Gather and copy out every line in the listing below that contains the word "However". Case counts, so match capital and lowercase letters exactly.

- **Entries shown**:
===

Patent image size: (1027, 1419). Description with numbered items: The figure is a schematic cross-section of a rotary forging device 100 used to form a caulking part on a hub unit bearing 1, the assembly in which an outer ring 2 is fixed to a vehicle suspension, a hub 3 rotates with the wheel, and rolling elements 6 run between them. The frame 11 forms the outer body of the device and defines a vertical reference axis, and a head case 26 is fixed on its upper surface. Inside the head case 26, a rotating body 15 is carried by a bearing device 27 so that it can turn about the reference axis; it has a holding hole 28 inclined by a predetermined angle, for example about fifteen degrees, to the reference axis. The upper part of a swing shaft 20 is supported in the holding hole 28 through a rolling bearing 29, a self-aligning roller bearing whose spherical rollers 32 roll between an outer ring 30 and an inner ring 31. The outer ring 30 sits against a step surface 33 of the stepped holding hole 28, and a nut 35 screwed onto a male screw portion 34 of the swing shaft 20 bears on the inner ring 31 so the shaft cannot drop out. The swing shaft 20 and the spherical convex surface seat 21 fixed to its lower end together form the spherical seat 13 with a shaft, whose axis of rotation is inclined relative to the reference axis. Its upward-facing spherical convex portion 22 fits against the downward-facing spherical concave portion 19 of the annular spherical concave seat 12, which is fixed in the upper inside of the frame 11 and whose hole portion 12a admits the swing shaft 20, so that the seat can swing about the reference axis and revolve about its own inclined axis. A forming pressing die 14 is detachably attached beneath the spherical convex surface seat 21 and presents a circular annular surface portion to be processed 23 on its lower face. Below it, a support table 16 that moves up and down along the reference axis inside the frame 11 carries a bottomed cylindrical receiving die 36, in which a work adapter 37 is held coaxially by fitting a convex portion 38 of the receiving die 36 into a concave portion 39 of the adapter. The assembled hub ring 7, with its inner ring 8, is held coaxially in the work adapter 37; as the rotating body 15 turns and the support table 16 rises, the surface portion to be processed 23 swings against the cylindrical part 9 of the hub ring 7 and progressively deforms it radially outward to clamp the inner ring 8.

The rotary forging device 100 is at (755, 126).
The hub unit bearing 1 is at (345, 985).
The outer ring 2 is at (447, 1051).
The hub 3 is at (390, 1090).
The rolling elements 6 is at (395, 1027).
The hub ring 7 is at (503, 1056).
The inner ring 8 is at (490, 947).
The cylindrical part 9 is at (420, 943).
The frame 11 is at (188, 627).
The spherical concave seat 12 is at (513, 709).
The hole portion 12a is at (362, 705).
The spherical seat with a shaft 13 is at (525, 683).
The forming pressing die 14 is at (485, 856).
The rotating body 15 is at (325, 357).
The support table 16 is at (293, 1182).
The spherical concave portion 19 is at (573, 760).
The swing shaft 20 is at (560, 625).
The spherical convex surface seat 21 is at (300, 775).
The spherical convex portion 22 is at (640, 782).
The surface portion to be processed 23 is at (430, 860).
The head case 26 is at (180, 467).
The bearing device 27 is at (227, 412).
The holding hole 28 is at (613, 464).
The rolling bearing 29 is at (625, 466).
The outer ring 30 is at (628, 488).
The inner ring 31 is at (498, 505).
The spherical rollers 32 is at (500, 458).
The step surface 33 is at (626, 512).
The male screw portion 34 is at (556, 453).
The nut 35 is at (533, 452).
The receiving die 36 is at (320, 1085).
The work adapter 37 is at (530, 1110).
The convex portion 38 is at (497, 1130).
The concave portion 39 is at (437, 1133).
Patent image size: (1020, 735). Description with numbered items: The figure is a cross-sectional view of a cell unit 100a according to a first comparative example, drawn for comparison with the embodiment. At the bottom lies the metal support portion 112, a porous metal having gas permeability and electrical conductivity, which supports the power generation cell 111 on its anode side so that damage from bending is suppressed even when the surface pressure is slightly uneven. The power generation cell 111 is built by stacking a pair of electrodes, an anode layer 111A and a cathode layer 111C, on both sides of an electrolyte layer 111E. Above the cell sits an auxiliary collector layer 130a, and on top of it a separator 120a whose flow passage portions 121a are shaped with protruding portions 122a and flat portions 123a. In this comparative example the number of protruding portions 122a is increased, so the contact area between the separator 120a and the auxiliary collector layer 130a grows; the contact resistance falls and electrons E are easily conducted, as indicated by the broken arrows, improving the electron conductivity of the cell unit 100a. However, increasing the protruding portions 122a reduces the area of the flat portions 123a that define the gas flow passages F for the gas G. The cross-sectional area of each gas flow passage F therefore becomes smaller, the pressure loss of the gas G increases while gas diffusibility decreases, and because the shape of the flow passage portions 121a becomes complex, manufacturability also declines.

===

- **The output**:
Patent image size: (1020, 735). Description with numbered items: The figure is a cross-sectional view of a cell unit 100a according to a first comparative example, drawn for comparison with the embodiment. At the bottom lies the metal support portion 112, a porous metal having gas permeability and electrical conductivity, which supports the power generation cell 111 on its anode side so that damage from bending is suppressed even when the surface pressure is slightly uneven. The power generation cell 111 is built by stacking a pair of electrodes, an anode layer 111A and a cathode layer 111C, on both sides of an electrolyte layer 111E. Above the cell sits an auxiliary collector layer 130a, and on top of it a separator 120a whose flow passage portions 121a are shaped with protruding portions 122a and flat portions 123a. In this comparative example the number of protruding portions 122a is increased, so the contact area between the separator 120a and the auxiliary collector layer 130a grows; the contact resistance falls and electrons E are easily conducted, as indicated by the broken arrows, improving the electron conductivity of the cell unit 100a. However, increasing the protruding portions 122a reduces the area of the flat portions 123a that define the gas flow passages F for the gas G. The cross-sectional area of each gas flow passage F therefore becomes smaller, the pressure loss of the gas G increases while gas diffusibility decreases, and because the shape of the flow passage portions 121a becomes complex, manufacturability also declines.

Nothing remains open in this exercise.